[start Supplied entries]

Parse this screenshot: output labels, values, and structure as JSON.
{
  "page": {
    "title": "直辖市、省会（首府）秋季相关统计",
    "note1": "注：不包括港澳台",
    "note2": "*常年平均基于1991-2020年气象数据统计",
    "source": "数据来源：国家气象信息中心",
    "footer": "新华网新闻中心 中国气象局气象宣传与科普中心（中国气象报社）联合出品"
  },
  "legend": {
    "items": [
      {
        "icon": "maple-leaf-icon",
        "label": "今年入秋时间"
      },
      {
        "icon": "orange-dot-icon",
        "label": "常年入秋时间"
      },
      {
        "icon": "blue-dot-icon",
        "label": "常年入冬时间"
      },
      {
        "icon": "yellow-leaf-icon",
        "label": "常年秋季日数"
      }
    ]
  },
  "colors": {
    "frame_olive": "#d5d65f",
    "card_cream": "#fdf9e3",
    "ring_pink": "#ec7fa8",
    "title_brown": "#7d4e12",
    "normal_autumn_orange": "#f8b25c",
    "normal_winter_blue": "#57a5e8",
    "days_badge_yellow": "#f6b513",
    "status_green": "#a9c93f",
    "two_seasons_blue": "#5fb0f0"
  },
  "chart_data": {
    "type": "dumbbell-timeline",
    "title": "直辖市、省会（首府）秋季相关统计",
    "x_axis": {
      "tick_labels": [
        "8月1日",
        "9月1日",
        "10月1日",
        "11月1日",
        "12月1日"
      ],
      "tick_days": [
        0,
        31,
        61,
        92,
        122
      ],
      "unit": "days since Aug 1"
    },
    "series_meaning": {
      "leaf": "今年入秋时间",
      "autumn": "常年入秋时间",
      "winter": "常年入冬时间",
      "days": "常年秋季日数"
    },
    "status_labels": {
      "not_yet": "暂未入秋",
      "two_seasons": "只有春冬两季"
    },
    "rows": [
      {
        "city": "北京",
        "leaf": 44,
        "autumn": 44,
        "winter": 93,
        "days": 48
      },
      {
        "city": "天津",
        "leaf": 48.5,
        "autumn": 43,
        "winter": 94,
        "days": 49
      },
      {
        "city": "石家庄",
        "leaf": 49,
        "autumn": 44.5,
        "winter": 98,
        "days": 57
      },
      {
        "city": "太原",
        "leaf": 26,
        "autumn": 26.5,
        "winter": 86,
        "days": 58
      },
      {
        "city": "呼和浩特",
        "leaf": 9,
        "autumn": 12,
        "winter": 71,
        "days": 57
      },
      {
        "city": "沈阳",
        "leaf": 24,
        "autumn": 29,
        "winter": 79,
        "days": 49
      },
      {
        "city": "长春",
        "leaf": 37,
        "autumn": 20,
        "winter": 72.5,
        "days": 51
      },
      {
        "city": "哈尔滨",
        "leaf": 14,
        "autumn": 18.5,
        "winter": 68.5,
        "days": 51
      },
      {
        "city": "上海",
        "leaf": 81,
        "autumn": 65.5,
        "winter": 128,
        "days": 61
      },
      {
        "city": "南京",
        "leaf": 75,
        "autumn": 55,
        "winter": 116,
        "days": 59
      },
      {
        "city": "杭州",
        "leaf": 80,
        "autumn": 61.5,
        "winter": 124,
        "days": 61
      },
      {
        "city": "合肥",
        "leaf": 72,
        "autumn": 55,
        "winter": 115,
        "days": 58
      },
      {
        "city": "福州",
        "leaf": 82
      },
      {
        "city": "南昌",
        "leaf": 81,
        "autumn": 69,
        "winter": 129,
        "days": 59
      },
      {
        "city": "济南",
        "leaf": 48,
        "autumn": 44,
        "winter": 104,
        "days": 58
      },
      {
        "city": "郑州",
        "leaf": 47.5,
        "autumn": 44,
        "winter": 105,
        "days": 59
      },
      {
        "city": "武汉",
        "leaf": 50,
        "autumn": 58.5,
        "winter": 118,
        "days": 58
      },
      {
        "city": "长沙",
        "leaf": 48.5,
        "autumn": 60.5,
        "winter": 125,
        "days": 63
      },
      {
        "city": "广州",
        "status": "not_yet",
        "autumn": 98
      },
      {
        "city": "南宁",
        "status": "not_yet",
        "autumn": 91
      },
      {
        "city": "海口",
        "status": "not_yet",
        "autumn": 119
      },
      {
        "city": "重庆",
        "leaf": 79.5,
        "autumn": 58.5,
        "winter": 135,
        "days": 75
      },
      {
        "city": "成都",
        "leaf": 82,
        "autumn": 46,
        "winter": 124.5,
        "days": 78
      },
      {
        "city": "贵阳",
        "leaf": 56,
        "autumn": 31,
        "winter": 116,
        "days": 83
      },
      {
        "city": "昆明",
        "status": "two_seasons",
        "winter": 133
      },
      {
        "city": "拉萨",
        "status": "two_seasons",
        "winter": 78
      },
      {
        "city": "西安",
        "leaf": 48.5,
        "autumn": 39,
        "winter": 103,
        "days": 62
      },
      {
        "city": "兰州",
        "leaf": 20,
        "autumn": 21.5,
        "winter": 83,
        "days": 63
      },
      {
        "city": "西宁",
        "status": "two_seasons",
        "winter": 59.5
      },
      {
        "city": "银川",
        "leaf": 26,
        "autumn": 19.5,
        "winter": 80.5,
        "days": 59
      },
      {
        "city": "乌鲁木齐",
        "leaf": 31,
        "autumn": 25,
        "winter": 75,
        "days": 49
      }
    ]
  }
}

[end Supplied entries]

| Task description |
Nothing should be changed: write out all of the data as is.

| Task solution |
Parse this screenshot: output labels, values, and structure as JSON.
{
  "page": {
    "title": "直辖市、省会（首府）秋季相关统计",
    "note1": "注：不包括港澳台",
    "note2": "*常年平均基于1991-2020年气象数据统计",
    "source": "数据来源：国家气象信息中心",
    "footer": "新华网新闻中心 中国气象局气象宣传与科普中心（中国气象报社）联合出品"
  },
  "legend": {
    "items": [
      {
        "icon": "maple-leaf-icon",
        "label": "今年入秋时间"
      },
      {
        "icon": "orange-dot-icon",
        "label": "常年入秋时间"
      },
      {
        "icon": "blue-dot-icon",
        "label": "常年入冬时间"
      },
      {
        "icon": "yellow-leaf-icon",
        "label": "常年秋季日数"
      }
    ]
  },
  "colors": {
    "frame_olive": "#d5d65f",
    "card_cream": "#fdf9e3",
    "ring_pink": "#ec7fa8",
    "title_brown": "#7d4e12",
    "normal_autumn_orange": "#f8b25c",
    "normal_winter_blue": "#57a5e8",
    "days_badge_yellow": "#f6b513",
    "status_green": "#a9c93f",
    "two_seasons_blue": "#5fb0f0"
  },
  "chart_data": {
    "type": "dumbbell-timeline",
    "title": "直辖市、省会（首府）秋季相关统计",
    "x_axis": {
      "tick_labels": [
        "8月1日",
        "9月1日",
        "10月1日",
        "11月1日",
        "12月1日"
      ],
      "tick_days": [
        0,
        31,
        61,
        92,
        122
      ],
      "unit": "days since Aug 1"
    },
    "series_meaning": {
      "leaf": "今年入秋时间",
      "autumn": "常年入秋时间",
      "winter": "常年入冬时间",
      "days": "常年秋季日数"
    },
    "status_labels": {
      "not_yet": "暂未入秋",
      "two_seasons": "只有春冬两季"
    },
    "rows": [
      {
        "city": "北京",
        "leaf": 44,
        "autumn": 44,
        "winter": 93,
        "days": 48
      },
      {
        "city": "天津",
        "leaf": 48.5,
        "autumn": 43,
        "winter": 94,
        "days": 49
      },
      {
        "city": "石家庄",
        "leaf": 49,
        "autumn": 44.5,
        "winter": 98,
        "days": 57
      },
      {
        "city": "太原",
        "leaf": 26,
        "autumn": 26.5,
        "winter": 86,
        "days": 58
      },
      {
        "city": "呼和浩特",
        "leaf": 9,
        "autumn": 12,
        "winter": 71,
        "days": 57
      },
      {
        "city": "沈阳",
        "leaf": 24,
        "autumn": 29,
        "winter": 79,
        "days": 49
      },
      {
        "city": "长春",
        "leaf": 37,
        "autumn": 20,
        "winter": 72.5,
        "days": 51
      },
      {
        "city": "哈尔滨",
        "leaf": 14,
        "autumn": 18.5,
        "winter": 68.5,
        "days": 51
      },
      {
        "city": "上海",
        "leaf": 81,
        "autumn": 65.5,
        "winter": 128,
        "days": 61
      },
      {
        "city": "南京",
        "leaf": 75,
        "autumn": 55,
        "winter": 116,
        "days": 59
      },
      {
        "city": "杭州",
        "leaf": 80,
        "autumn": 61.5,
        "winter": 124,
        "days": 61
      },
      {
        "city": "合肥",
        "leaf": 72,
        "autumn": 55,
        "winter": 115,
        "days": 58
      },
      {
        "city": "福州",
        "leaf": 82
      },
      {
        "city": "南昌",
        "leaf": 81,
        "autumn": 69,
        "winter": 129,
        "days": 59
      },
      {
        "city": "济南",
        "leaf": 48,
        "autumn": 44,
        "winter": 104,
        "days": 58
      },
      {
        "city": "郑州",
        "leaf": 47.5,
        "autumn": 44,
        "winter": 105,
        "days": 59
      },
      {
        "city": "武汉",
        "leaf": 50,
        "autumn": 58.5,
        "winter": 118,
        "days": 58
      },
      {
        "city": "长沙",
        "leaf": 48.5,
        "autumn": 60.5,
        "winter": 125,
        "days": 63
      },
      {
        "city": "广州",
        "status": "not_yet",
        "autumn": 98
      },
      {
        "city": "南宁",
        "status": "not_yet",
        "autumn": 91
      },
      {
        "city": "海口",
        "status": "not_yet",
        "autumn": 119
      },
      {
        "city": "重庆",
        "leaf": 79.5,
        "autumn": 58.5,
        "winter": 135,
        "days": 75
      },
      {
        "city": "成都",
        "leaf": 82,
        "autumn": 46,
        "winter": 124.5,
        "days": 78
      },
      {
        "city": "贵阳",
        "leaf": 56,
        "autumn": 31,
        "winter": 116,
        "days": 83
      },
      {
        "city": "昆明",
        "status": "two_seasons",
        "winter": 133
      },
      {
        "city": "拉萨",
        "status": "two_seasons",
        "winter": 78
      },
      {
        "city": "西安",
        "leaf": 48.5,
        "autumn": 39,
        "winter": 103,
        "days": 62
      },
      {
        "city": "兰州",
        "leaf": 20,
        "autumn": 21.5,
        "winter": 83,
        "days": 63
      },
      {
        "city": "西宁",
        "status": "two_seasons",
        "winter": 59.5
      },
      {
        "city": "银川",
        "leaf": 26,
        "autumn": 19.5,
        "winter": 80.5,
        "days": 59
      },
      {
        "city": "乌鲁木齐",
        "leaf": 31,
        "autumn": 25,
        "winter": 75,
        "days": 49
      }
    ]
  }
}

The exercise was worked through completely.